▶ _SET EXERCISE_
Output every record below exactly as it appears.

▶ _EXERCISE MATERIAL_
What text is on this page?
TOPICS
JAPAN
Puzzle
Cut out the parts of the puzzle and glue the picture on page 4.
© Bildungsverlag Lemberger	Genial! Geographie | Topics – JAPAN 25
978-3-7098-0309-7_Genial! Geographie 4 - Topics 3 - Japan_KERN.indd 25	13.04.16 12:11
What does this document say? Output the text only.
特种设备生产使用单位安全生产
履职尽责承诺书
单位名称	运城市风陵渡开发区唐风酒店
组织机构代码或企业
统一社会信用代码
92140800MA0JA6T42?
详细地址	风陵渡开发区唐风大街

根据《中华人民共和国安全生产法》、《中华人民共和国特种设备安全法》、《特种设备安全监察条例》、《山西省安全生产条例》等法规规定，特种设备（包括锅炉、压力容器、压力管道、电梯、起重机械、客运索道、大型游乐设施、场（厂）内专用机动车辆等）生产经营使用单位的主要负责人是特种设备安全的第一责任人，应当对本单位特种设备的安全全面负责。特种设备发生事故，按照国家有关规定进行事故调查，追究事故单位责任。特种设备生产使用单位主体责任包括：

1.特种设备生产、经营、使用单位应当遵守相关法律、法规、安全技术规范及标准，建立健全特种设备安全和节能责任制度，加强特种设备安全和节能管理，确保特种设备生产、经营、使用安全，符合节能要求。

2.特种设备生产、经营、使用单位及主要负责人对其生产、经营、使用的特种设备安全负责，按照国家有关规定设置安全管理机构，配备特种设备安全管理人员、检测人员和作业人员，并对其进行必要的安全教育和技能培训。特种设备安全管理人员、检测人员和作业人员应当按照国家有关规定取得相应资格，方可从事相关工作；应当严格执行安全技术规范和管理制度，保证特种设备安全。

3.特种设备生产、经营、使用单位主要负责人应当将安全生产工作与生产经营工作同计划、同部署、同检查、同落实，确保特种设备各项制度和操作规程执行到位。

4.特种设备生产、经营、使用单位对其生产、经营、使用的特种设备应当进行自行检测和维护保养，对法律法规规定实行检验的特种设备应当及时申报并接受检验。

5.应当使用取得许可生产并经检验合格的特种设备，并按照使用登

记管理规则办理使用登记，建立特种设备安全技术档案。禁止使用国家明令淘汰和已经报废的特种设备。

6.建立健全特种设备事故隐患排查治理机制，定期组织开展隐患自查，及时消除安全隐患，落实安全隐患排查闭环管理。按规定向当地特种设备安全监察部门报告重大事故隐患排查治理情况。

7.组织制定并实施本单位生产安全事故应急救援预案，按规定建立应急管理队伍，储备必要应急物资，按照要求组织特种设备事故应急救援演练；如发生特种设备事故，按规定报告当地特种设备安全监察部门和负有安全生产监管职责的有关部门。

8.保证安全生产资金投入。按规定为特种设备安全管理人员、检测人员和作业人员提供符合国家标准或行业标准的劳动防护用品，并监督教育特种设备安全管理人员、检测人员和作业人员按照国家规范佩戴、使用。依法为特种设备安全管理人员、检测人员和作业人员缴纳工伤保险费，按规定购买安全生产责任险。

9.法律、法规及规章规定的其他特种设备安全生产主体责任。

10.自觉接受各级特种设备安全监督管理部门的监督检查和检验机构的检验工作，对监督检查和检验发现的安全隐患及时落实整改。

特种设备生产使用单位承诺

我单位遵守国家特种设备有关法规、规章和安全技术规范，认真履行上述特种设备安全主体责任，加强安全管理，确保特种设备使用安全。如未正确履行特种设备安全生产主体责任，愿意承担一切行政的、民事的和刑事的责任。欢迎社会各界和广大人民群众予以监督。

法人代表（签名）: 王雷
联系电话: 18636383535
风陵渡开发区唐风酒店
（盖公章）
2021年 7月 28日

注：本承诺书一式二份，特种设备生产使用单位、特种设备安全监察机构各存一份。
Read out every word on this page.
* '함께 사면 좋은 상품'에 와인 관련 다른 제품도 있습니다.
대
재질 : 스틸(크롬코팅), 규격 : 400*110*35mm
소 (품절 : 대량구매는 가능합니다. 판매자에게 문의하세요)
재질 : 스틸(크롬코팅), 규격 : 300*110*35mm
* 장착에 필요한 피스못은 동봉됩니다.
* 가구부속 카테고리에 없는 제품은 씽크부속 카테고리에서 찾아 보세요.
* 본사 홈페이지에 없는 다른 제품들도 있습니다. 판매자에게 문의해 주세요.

▶ _TASK RESPONSE_
What text is on this page?
TOPICS
JAPAN
Puzzle
Cut out the parts of the puzzle and glue the picture on page 4.
© Bildungsverlag Lemberger	Genial! Geographie | Topics – JAPAN 25
978-3-7098-0309-7_Genial! Geographie 4 - Topics 3 - Japan_KERN.indd 25	13.04.16 12:11
What does this document say? Output the text only.
特种设备生产使用单位安全生产
履职尽责承诺书
单位名称	运城市风陵渡开发区唐风酒店
组织机构代码或企业
统一社会信用代码
92140800MA0JA6T42?
详细地址	风陵渡开发区唐风大街

根据《中华人民共和国安全生产法》、《中华人民共和国特种设备安全法》、《特种设备安全监察条例》、《山西省安全生产条例》等法规规定，特种设备（包括锅炉、压力容器、压力管道、电梯、起重机械、客运索道、大型游乐设施、场（厂）内专用机动车辆等）生产经营使用单位的主要负责人是特种设备安全的第一责任人，应当对本单位特种设备的安全全面负责。特种设备发生事故，按照国家有关规定进行事故调查，追究事故单位责任。特种设备生产使用单位主体责任包括：

1.特种设备生产、经营、使用单位应当遵守相关法律、法规、安全技术规范及标准，建立健全特种设备安全和节能责任制度，加强特种设备安全和节能管理，确保特种设备生产、经营、使用安全，符合节能要求。

2.特种设备生产、经营、使用单位及主要负责人对其生产、经营、使用的特种设备安全负责，按照国家有关规定设置安全管理机构，配备特种设备安全管理人员、检测人员和作业人员，并对其进行必要的安全教育和技能培训。特种设备安全管理人员、检测人员和作业人员应当按照国家有关规定取得相应资格，方可从事相关工作；应当严格执行安全技术规范和管理制度，保证特种设备安全。

3.特种设备生产、经营、使用单位主要负责人应当将安全生产工作与生产经营工作同计划、同部署、同检查、同落实，确保特种设备各项制度和操作规程执行到位。

4.特种设备生产、经营、使用单位对其生产、经营、使用的特种设备应当进行自行检测和维护保养，对法律法规规定实行检验的特种设备应当及时申报并接受检验。

5.应当使用取得许可生产并经检验合格的特种设备，并按照使用登

记管理规则办理使用登记，建立特种设备安全技术档案。禁止使用国家明令淘汰和已经报废的特种设备。

6.建立健全特种设备事故隐患排查治理机制，定期组织开展隐患自查，及时消除安全隐患，落实安全隐患排查闭环管理。按规定向当地特种设备安全监察部门报告重大事故隐患排查治理情况。

7.组织制定并实施本单位生产安全事故应急救援预案，按规定建立应急管理队伍，储备必要应急物资，按照要求组织特种设备事故应急救援演练；如发生特种设备事故，按规定报告当地特种设备安全监察部门和负有安全生产监管职责的有关部门。

8.保证安全生产资金投入。按规定为特种设备安全管理人员、检测人员和作业人员提供符合国家标准或行业标准的劳动防护用品，并监督教育特种设备安全管理人员、检测人员和作业人员按照国家规范佩戴、使用。依法为特种设备安全管理人员、检测人员和作业人员缴纳工伤保险费，按规定购买安全生产责任险。

9.法律、法规及规章规定的其他特种设备安全生产主体责任。

10.自觉接受各级特种设备安全监督管理部门的监督检查和检验机构的检验工作，对监督检查和检验发现的安全隐患及时落实整改。

特种设备生产使用单位承诺

我单位遵守国家特种设备有关法规、规章和安全技术规范，认真履行上述特种设备安全主体责任，加强安全管理，确保特种设备使用安全。如未正确履行特种设备安全生产主体责任，愿意承担一切行政的、民事的和刑事的责任。欢迎社会各界和广大人民群众予以监督。

法人代表（签名）: 王雷
联系电话: 18636383535
风陵渡开发区唐风酒店
（盖公章）
2021年 7月 28日

注：本承诺书一式二份，特种设备生产使用单位、特种设备安全监察机构各存一份。
Read out every word on this page.
* '함께 사면 좋은 상품'에 와인 관련 다른 제품도 있습니다.
대
재질 : 스틸(크롬코팅), 규격 : 400*110*35mm
소 (품절 : 대량구매는 가능합니다. 판매자에게 문의하세요)
재질 : 스틸(크롬코팅), 규격 : 300*110*35mm
* 장착에 필요한 피스못은 동봉됩니다.
* 가구부속 카테고리에 없는 제품은 씽크부속 카테고리에서 찾아 보세요.
* 본사 홈페이지에 없는 다른 제품들도 있습니다. 판매자에게 문의해 주세요.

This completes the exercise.